» **STATED EXERCISE**: Look through the data and write out every line with the word "Torinese" in it.

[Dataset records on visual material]

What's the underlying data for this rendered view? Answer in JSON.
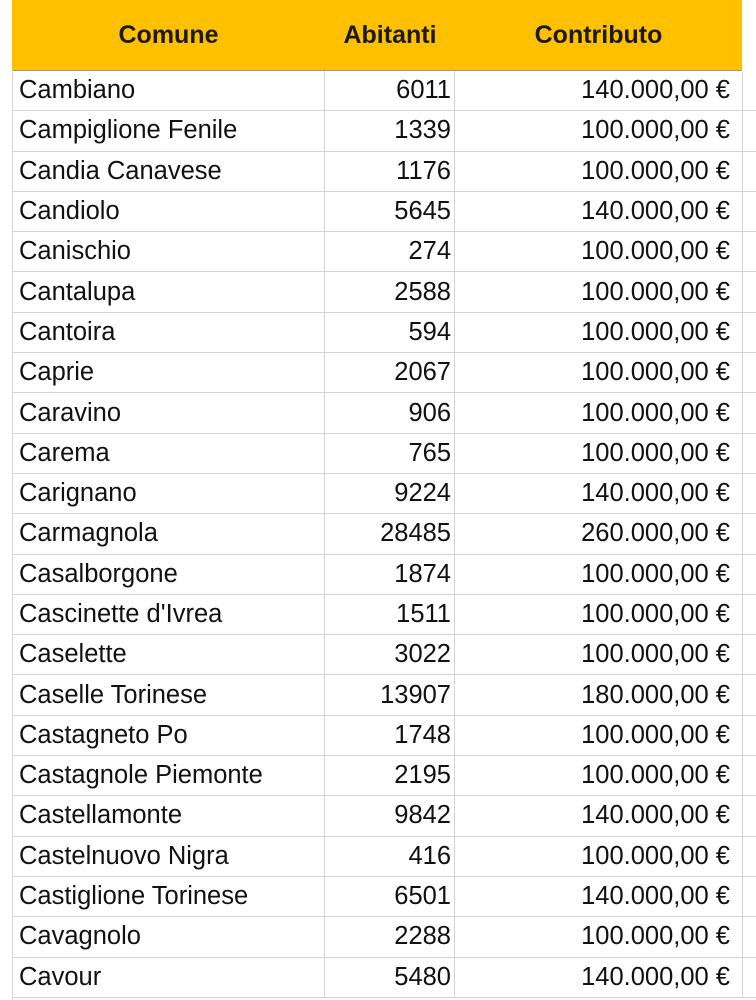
{
  "header": {
    "comune": "Comune",
    "abitanti": "Abitanti",
    "contributo": "Contributo",
    "fill_color": "#ffc000"
  },
  "rows": [
    {
      "comune": "Cambiano",
      "abitanti": "6011",
      "contributo": "140.000,00 €"
    },
    {
      "comune": "Campiglione Fenile",
      "abitanti": "1339",
      "contributo": "100.000,00 €"
    },
    {
      "comune": "Candia Canavese",
      "abitanti": "1176",
      "contributo": "100.000,00 €"
    },
    {
      "comune": "Candiolo",
      "abitanti": "5645",
      "contributo": "140.000,00 €"
    },
    {
      "comune": "Canischio",
      "abitanti": "274",
      "contributo": "100.000,00 €"
    },
    {
      "comune": "Cantalupa",
      "abitanti": "2588",
      "contributo": "100.000,00 €"
    },
    {
      "comune": "Cantoira",
      "abitanti": "594",
      "contributo": "100.000,00 €"
    },
    {
      "comune": "Caprie",
      "abitanti": "2067",
      "contributo": "100.000,00 €"
    },
    {
      "comune": "Caravino",
      "abitanti": "906",
      "contributo": "100.000,00 €"
    },
    {
      "comune": "Carema",
      "abitanti": "765",
      "contributo": "100.000,00 €"
    },
    {
      "comune": "Carignano",
      "abitanti": "9224",
      "contributo": "140.000,00 €"
    },
    {
      "comune": "Carmagnola",
      "abitanti": "28485",
      "contributo": "260.000,00 €"
    },
    {
      "comune": "Casalborgone",
      "abitanti": "1874",
      "contributo": "100.000,00 €"
    },
    {
      "comune": "Cascinette d'Ivrea",
      "abitanti": "1511",
      "contributo": "100.000,00 €"
    },
    {
      "comune": "Caselette",
      "abitanti": "3022",
      "contributo": "100.000,00 €"
    },
    {
      "comune": "Caselle Torinese",
      "abitanti": "13907",
      "contributo": "180.000,00 €"
    },
    {
      "comune": "Castagneto Po",
      "abitanti": "1748",
      "contributo": "100.000,00 €"
    },
    {
      "comune": "Castagnole Piemonte",
      "abitanti": "2195",
      "contributo": "100.000,00 €"
    },
    {
      "comune": "Castellamonte",
      "abitanti": "9842",
      "contributo": "140.000,00 €"
    },
    {
      "comune": "Castelnuovo Nigra",
      "abitanti": "416",
      "contributo": "100.000,00 €"
    },
    {
      "comune": "Castiglione Torinese",
      "abitanti": "6501",
      "contributo": "140.000,00 €"
    },
    {
      "comune": "Cavagnolo",
      "abitanti": "2288",
      "contributo": "100.000,00 €"
    },
    {
      "comune": "Cavour",
      "abitanti": "5480",
      "contributo": "140.000,00 €"
    }
  ]
}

» **WORKED SOLUTION**:
      "comune": "Caselle Torinese",
      "comune": "Castiglione Torinese",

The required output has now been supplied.